Raw data:
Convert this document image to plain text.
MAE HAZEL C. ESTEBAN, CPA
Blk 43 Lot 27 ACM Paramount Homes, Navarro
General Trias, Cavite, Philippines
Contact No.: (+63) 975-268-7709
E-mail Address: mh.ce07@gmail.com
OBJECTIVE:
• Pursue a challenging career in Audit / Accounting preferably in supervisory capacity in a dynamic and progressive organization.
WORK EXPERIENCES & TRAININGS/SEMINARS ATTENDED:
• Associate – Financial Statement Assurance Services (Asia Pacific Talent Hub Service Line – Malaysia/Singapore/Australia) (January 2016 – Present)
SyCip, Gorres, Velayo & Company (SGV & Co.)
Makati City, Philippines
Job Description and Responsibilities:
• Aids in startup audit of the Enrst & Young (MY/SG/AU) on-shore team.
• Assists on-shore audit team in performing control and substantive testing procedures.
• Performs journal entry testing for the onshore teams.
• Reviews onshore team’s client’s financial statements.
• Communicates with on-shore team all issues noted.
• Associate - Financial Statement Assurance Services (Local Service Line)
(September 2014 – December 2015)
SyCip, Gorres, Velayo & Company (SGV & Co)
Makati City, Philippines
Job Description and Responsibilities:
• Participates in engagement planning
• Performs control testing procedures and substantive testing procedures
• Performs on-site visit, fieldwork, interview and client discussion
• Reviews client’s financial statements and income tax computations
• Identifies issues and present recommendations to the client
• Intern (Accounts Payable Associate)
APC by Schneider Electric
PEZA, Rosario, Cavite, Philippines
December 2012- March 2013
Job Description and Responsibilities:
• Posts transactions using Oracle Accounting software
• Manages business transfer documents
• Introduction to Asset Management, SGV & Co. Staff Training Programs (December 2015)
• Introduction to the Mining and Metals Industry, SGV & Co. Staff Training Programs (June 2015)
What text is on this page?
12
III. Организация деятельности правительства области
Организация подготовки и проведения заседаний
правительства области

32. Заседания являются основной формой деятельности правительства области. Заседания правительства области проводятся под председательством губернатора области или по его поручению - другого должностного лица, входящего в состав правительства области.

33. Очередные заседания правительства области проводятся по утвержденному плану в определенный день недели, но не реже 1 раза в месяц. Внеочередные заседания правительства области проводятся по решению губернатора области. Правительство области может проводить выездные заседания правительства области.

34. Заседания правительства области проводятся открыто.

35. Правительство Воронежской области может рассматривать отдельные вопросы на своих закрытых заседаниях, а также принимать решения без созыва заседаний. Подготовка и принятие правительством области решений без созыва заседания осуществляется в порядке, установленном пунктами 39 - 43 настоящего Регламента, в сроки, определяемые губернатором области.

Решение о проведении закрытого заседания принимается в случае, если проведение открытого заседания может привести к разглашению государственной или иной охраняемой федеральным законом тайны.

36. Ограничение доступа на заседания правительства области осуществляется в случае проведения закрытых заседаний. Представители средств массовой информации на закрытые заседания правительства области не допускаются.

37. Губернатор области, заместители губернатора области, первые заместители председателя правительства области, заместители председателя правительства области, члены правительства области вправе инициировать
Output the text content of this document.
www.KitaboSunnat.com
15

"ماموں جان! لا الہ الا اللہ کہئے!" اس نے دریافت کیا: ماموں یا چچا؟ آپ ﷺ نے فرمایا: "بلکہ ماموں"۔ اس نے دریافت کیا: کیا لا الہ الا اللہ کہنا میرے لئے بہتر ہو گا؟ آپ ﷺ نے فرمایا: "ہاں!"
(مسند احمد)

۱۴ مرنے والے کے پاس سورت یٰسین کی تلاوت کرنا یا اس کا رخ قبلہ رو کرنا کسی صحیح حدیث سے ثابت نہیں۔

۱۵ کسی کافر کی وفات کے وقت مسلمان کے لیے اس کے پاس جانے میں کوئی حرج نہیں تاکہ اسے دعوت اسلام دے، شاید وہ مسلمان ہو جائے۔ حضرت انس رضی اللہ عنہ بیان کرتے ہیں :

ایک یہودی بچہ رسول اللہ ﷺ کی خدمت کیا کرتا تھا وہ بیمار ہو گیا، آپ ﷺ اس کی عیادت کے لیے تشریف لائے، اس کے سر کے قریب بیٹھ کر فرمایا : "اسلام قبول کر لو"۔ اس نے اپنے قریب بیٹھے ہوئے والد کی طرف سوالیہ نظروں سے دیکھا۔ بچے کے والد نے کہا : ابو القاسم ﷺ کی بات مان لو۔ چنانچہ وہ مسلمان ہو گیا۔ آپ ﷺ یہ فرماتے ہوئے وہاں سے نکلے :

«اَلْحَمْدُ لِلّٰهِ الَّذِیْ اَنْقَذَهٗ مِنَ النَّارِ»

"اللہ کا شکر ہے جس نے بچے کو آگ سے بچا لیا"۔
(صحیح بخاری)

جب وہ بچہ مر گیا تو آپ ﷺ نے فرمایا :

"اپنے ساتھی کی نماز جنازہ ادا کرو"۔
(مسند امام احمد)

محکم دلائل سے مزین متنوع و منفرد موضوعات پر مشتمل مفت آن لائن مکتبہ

Problem requirements:
Gather each line from the entries above that includes the word "Velayo".

Output of the task:
SyCip, Gorres, Velayo & Company (SGV & Co.)
SyCip, Gorres, Velayo & Company (SGV & Co)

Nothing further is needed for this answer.